* **MATERIAL SUPPLIED**
════════════════════

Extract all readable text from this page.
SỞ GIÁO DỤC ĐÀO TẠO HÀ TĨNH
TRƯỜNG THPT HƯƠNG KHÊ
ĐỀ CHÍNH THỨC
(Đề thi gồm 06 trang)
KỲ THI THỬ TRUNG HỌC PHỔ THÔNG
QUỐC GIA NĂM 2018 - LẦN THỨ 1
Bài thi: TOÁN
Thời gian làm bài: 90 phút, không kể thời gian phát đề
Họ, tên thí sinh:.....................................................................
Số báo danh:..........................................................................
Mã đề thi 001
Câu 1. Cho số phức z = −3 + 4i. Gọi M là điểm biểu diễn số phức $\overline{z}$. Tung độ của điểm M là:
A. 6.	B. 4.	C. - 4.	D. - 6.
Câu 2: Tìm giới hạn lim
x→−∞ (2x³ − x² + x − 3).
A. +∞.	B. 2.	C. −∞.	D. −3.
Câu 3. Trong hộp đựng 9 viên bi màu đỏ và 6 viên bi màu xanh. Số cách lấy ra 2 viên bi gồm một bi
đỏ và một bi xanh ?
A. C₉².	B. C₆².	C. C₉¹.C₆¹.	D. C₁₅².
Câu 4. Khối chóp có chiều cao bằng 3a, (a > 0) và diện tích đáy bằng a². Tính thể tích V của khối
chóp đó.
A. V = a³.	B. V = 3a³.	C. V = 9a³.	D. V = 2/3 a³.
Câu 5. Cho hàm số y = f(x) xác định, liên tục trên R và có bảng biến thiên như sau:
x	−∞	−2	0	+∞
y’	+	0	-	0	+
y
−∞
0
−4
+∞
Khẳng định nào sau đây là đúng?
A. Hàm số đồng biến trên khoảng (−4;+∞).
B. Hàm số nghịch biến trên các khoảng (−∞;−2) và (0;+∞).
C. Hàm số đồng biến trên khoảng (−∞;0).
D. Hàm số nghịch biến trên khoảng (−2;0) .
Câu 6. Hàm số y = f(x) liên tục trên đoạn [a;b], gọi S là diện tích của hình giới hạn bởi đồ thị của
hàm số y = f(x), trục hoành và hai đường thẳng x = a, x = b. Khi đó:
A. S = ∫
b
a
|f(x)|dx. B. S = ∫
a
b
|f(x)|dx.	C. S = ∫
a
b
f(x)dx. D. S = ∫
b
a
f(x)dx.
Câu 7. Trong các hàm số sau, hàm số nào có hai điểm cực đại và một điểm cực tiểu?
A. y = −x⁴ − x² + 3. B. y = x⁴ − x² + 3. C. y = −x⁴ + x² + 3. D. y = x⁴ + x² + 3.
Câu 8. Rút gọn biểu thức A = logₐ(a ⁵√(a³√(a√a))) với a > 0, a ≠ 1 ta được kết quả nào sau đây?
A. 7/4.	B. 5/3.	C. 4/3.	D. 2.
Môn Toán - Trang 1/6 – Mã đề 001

════════════════════

* **TASK BRIEF**
Set out the complete listing exactly as shown.

* **REPLY**
Extract all readable text from this page.
SỞ GIÁO DỤC ĐÀO TẠO HÀ TĨNH
TRƯỜNG THPT HƯƠNG KHÊ
ĐỀ CHÍNH THỨC
(Đề thi gồm 06 trang)
KỲ THI THỬ TRUNG HỌC PHỔ THÔNG
QUỐC GIA NĂM 2018 - LẦN THỨ 1
Bài thi: TOÁN
Thời gian làm bài: 90 phút, không kể thời gian phát đề
Họ, tên thí sinh:.....................................................................
Số báo danh:..........................................................................
Mã đề thi 001
Câu 1. Cho số phức z = −3 + 4i. Gọi M là điểm biểu diễn số phức $\overline{z}$. Tung độ của điểm M là:
A. 6.	B. 4.	C. - 4.	D. - 6.
Câu 2: Tìm giới hạn lim
x→−∞ (2x³ − x² + x − 3).
A. +∞.	B. 2.	C. −∞.	D. −3.
Câu 3. Trong hộp đựng 9 viên bi màu đỏ và 6 viên bi màu xanh. Số cách lấy ra 2 viên bi gồm một bi
đỏ và một bi xanh ?
A. C₉².	B. C₆².	C. C₉¹.C₆¹.	D. C₁₅².
Câu 4. Khối chóp có chiều cao bằng 3a, (a > 0) và diện tích đáy bằng a². Tính thể tích V của khối
chóp đó.
A. V = a³.	B. V = 3a³.	C. V = 9a³.	D. V = 2/3 a³.
Câu 5. Cho hàm số y = f(x) xác định, liên tục trên R và có bảng biến thiên như sau:
x	−∞	−2	0	+∞
y’	+	0	-	0	+
y
−∞
0
−4
+∞
Khẳng định nào sau đây là đúng?
A. Hàm số đồng biến trên khoảng (−4;+∞).
B. Hàm số nghịch biến trên các khoảng (−∞;−2) và (0;+∞).
C. Hàm số đồng biến trên khoảng (−∞;0).
D. Hàm số nghịch biến trên khoảng (−2;0) .
Câu 6. Hàm số y = f(x) liên tục trên đoạn [a;b], gọi S là diện tích của hình giới hạn bởi đồ thị của
hàm số y = f(x), trục hoành và hai đường thẳng x = a, x = b. Khi đó:
A. S = ∫
b
a
|f(x)|dx. B. S = ∫
a
b
|f(x)|dx.	C. S = ∫
a
b
f(x)dx. D. S = ∫
b
a
f(x)dx.
Câu 7. Trong các hàm số sau, hàm số nào có hai điểm cực đại và một điểm cực tiểu?
A. y = −x⁴ − x² + 3. B. y = x⁴ − x² + 3. C. y = −x⁴ + x² + 3. D. y = x⁴ + x² + 3.
Câu 8. Rút gọn biểu thức A = logₐ(a ⁵√(a³√(a√a))) với a > 0, a ≠ 1 ta được kết quả nào sau đây?
A. 7/4.	B. 5/3.	C. 4/3.	D. 2.
Môn Toán - Trang 1/6 – Mã đề 001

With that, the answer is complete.